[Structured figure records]
##########
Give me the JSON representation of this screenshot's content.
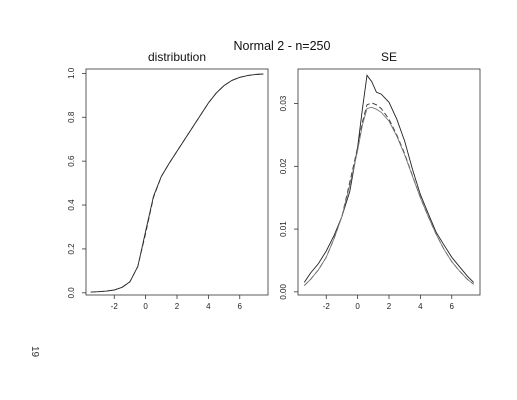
{
  "figure": {
    "title": "Normal 2 - n=250",
    "page_number": "19"
  },
  "chart_data": [
    {
      "type": "line",
      "title": "distribution",
      "xlabel": "",
      "ylabel": "",
      "xlim": [
        -3.8,
        7.8
      ],
      "ylim": [
        -0.01,
        1.02
      ],
      "x_ticks": [
        -2,
        0,
        2,
        4,
        6
      ],
      "y_ticks": [
        0.0,
        0.2,
        0.4,
        0.6,
        0.8,
        1.0
      ],
      "x_tick_labels": [
        "-2",
        "0",
        "2",
        "4",
        "6"
      ],
      "y_tick_labels": [
        "0.0",
        "0.2",
        "0.4",
        "0.6",
        "0.8",
        "1.0"
      ],
      "grid": false,
      "series": [
        {
          "style": "solid",
          "x": [
            -3.5,
            -3,
            -2.5,
            -2,
            -1.5,
            -1,
            -0.5,
            0,
            0.5,
            1,
            1.5,
            2,
            2.5,
            3,
            3.5,
            4,
            4.5,
            5,
            5.5,
            6,
            6.5,
            7,
            7.5
          ],
          "y": [
            0.003,
            0.005,
            0.008,
            0.013,
            0.025,
            0.05,
            0.12,
            0.28,
            0.44,
            0.53,
            0.59,
            0.645,
            0.7,
            0.755,
            0.81,
            0.865,
            0.91,
            0.945,
            0.968,
            0.982,
            0.99,
            0.995,
            0.997
          ]
        },
        {
          "style": "dashed",
          "x": [
            -3.5,
            -3,
            -2.5,
            -2,
            -1.5,
            -1,
            -0.5,
            0,
            0.5,
            1,
            1.5,
            2,
            2.5,
            3,
            3.5,
            4,
            4.5,
            5,
            5.5,
            6,
            6.5,
            7,
            7.5
          ],
          "y": [
            0.003,
            0.005,
            0.008,
            0.013,
            0.025,
            0.05,
            0.12,
            0.27,
            0.435,
            0.53,
            0.59,
            0.645,
            0.7,
            0.755,
            0.81,
            0.865,
            0.91,
            0.945,
            0.968,
            0.982,
            0.99,
            0.995,
            0.997
          ]
        }
      ]
    },
    {
      "type": "line",
      "title": "SE",
      "xlabel": "",
      "ylabel": "",
      "xlim": [
        -3.8,
        7.8
      ],
      "ylim": [
        -0.0005,
        0.0355
      ],
      "x_ticks": [
        -2,
        0,
        2,
        4,
        6
      ],
      "y_ticks": [
        0.0,
        0.01,
        0.02,
        0.03
      ],
      "x_tick_labels": [
        "-2",
        "0",
        "2",
        "4",
        "6"
      ],
      "y_tick_labels": [
        "0.00",
        "0.01",
        "0.02",
        "0.03"
      ],
      "grid": false,
      "series": [
        {
          "style": "solid",
          "x": [
            -3.4,
            -3,
            -2.5,
            -2,
            -1.5,
            -1,
            -0.5,
            0,
            0.3,
            0.6,
            0.9,
            1.2,
            1.5,
            2,
            2.5,
            3,
            3.5,
            4,
            4.5,
            5,
            5.5,
            6,
            6.5,
            7,
            7.4
          ],
          "y": [
            0.0015,
            0.003,
            0.0045,
            0.0065,
            0.009,
            0.012,
            0.016,
            0.023,
            0.029,
            0.0345,
            0.0335,
            0.0318,
            0.0315,
            0.0302,
            0.0275,
            0.024,
            0.0195,
            0.0155,
            0.0125,
            0.0095,
            0.0075,
            0.0055,
            0.004,
            0.0025,
            0.0015
          ]
        },
        {
          "style": "dashed",
          "x": [
            -3.4,
            -3,
            -2.5,
            -2,
            -1.5,
            -1,
            -0.5,
            0,
            0.3,
            0.6,
            0.9,
            1.2,
            1.5,
            2,
            2.5,
            3,
            3.5,
            4,
            4.5,
            5,
            5.5,
            6,
            6.5,
            7,
            7.4
          ],
          "y": [
            0.001,
            0.002,
            0.0035,
            0.0055,
            0.0085,
            0.012,
            0.0175,
            0.023,
            0.027,
            0.0298,
            0.0301,
            0.0298,
            0.0292,
            0.0275,
            0.025,
            0.022,
            0.0185,
            0.015,
            0.012,
            0.0092,
            0.0068,
            0.0048,
            0.0033,
            0.002,
            0.0012
          ]
        },
        {
          "style": "solid-gray",
          "x": [
            -3.4,
            -3,
            -2.5,
            -2,
            -1.5,
            -1,
            -0.5,
            0,
            0.3,
            0.6,
            0.9,
            1.2,
            1.5,
            2,
            2.5,
            3,
            3.5,
            4,
            4.5,
            5,
            5.5,
            6,
            6.5,
            7,
            7.4
          ],
          "y": [
            0.001,
            0.002,
            0.0035,
            0.0055,
            0.0085,
            0.012,
            0.017,
            0.0225,
            0.0265,
            0.0292,
            0.0294,
            0.0291,
            0.0286,
            0.0272,
            0.0248,
            0.0218,
            0.0184,
            0.015,
            0.012,
            0.0092,
            0.0068,
            0.0048,
            0.0033,
            0.002,
            0.0012
          ]
        }
      ]
    }
  ]
}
##########
▶ STATED PROBLEM
Copy out all of the data word for word. Do not carry over any picture.

▶ RESULT OF THE TASK
Give me the JSON representation of this screenshot's content.
{
  "figure": {
    "title": "Normal 2 - n=250",
    "page_number": "19"
  },
  "chart_data": [
    {
      "type": "line",
      "title": "distribution",
      "xlabel": "",
      "ylabel": "",
      "xlim": [
        -3.8,
        7.8
      ],
      "ylim": [
        -0.01,
        1.02
      ],
      "x_ticks": [
        -2,
        0,
        2,
        4,
        6
      ],
      "y_ticks": [
        0.0,
        0.2,
        0.4,
        0.6,
        0.8,
        1.0
      ],
      "x_tick_labels": [
        "-2",
        "0",
        "2",
        "4",
        "6"
      ],
      "y_tick_labels": [
        "0.0",
        "0.2",
        "0.4",
        "0.6",
        "0.8",
        "1.0"
      ],
      "grid": false,
      "series": [
        {
          "style": "solid",
          "x": [
            -3.5,
            -3,
            -2.5,
            -2,
            -1.5,
            -1,
            -0.5,
            0,
            0.5,
            1,
            1.5,
            2,
            2.5,
            3,
            3.5,
            4,
            4.5,
            5,
            5.5,
            6,
            6.5,
            7,
            7.5
          ],
          "y": [
            0.003,
            0.005,
            0.008,
            0.013,
            0.025,
            0.05,
            0.12,
            0.28,
            0.44,
            0.53,
            0.59,
            0.645,
            0.7,
            0.755,
            0.81,
            0.865,
            0.91,
            0.945,
            0.968,
            0.982,
            0.99,
            0.995,
            0.997
          ]
        },
        {
          "style": "dashed",
          "x": [
            -3.5,
            -3,
            -2.5,
            -2,
            -1.5,
            -1,
            -0.5,
            0,
            0.5,
            1,
            1.5,
            2,
            2.5,
            3,
            3.5,
            4,
            4.5,
            5,
            5.5,
            6,
            6.5,
            7,
            7.5
          ],
          "y": [
            0.003,
            0.005,
            0.008,
            0.013,
            0.025,
            0.05,
            0.12,
            0.27,
            0.435,
            0.53,
            0.59,
            0.645,
            0.7,
            0.755,
            0.81,
            0.865,
            0.91,
            0.945,
            0.968,
            0.982,
            0.99,
            0.995,
            0.997
          ]
        }
      ]
    },
    {
      "type": "line",
      "title": "SE",
      "xlabel": "",
      "ylabel": "",
      "xlim": [
        -3.8,
        7.8
      ],
      "ylim": [
        -0.0005,
        0.0355
      ],
      "x_ticks": [
        -2,
        0,
        2,
        4,
        6
      ],
      "y_ticks": [
        0.0,
        0.01,
        0.02,
        0.03
      ],
      "x_tick_labels": [
        "-2",
        "0",
        "2",
        "4",
        "6"
      ],
      "y_tick_labels": [
        "0.00",
        "0.01",
        "0.02",
        "0.03"
      ],
      "grid": false,
      "series": [
        {
          "style": "solid",
          "x": [
            -3.4,
            -3,
            -2.5,
            -2,
            -1.5,
            -1,
            -0.5,
            0,
            0.3,
            0.6,
            0.9,
            1.2,
            1.5,
            2,
            2.5,
            3,
            3.5,
            4,
            4.5,
            5,
            5.5,
            6,
            6.5,
            7,
            7.4
          ],
          "y": [
            0.0015,
            0.003,
            0.0045,
            0.0065,
            0.009,
            0.012,
            0.016,
            0.023,
            0.029,
            0.0345,
            0.0335,
            0.0318,
            0.0315,
            0.0302,
            0.0275,
            0.024,
            0.0195,
            0.0155,
            0.0125,
            0.0095,
            0.0075,
            0.0055,
            0.004,
            0.0025,
            0.0015
          ]
        },
        {
          "style": "dashed",
          "x": [
            -3.4,
            -3,
            -2.5,
            -2,
            -1.5,
            -1,
            -0.5,
            0,
            0.3,
            0.6,
            0.9,
            1.2,
            1.5,
            2,
            2.5,
            3,
            3.5,
            4,
            4.5,
            5,
            5.5,
            6,
            6.5,
            7,
            7.4
          ],
          "y": [
            0.001,
            0.002,
            0.0035,
            0.0055,
            0.0085,
            0.012,
            0.0175,
            0.023,
            0.027,
            0.0298,
            0.0301,
            0.0298,
            0.0292,
            0.0275,
            0.025,
            0.022,
            0.0185,
            0.015,
            0.012,
            0.0092,
            0.0068,
            0.0048,
            0.0033,
            0.002,
            0.0012
          ]
        },
        {
          "style": "solid-gray",
          "x": [
            -3.4,
            -3,
            -2.5,
            -2,
            -1.5,
            -1,
            -0.5,
            0,
            0.3,
            0.6,
            0.9,
            1.2,
            1.5,
            2,
            2.5,
            3,
            3.5,
            4,
            4.5,
            5,
            5.5,
            6,
            6.5,
            7,
            7.4
          ],
          "y": [
            0.001,
            0.002,
            0.0035,
            0.0055,
            0.0085,
            0.012,
            0.017,
            0.0225,
            0.0265,
            0.0292,
            0.0294,
            0.0291,
            0.0286,
            0.0272,
            0.0248,
            0.0218,
            0.0184,
            0.015,
            0.012,
            0.0092,
            0.0068,
            0.0048,
            0.0033,
            0.002,
            0.0012
          ]
        }
      ]
    }
  ]
}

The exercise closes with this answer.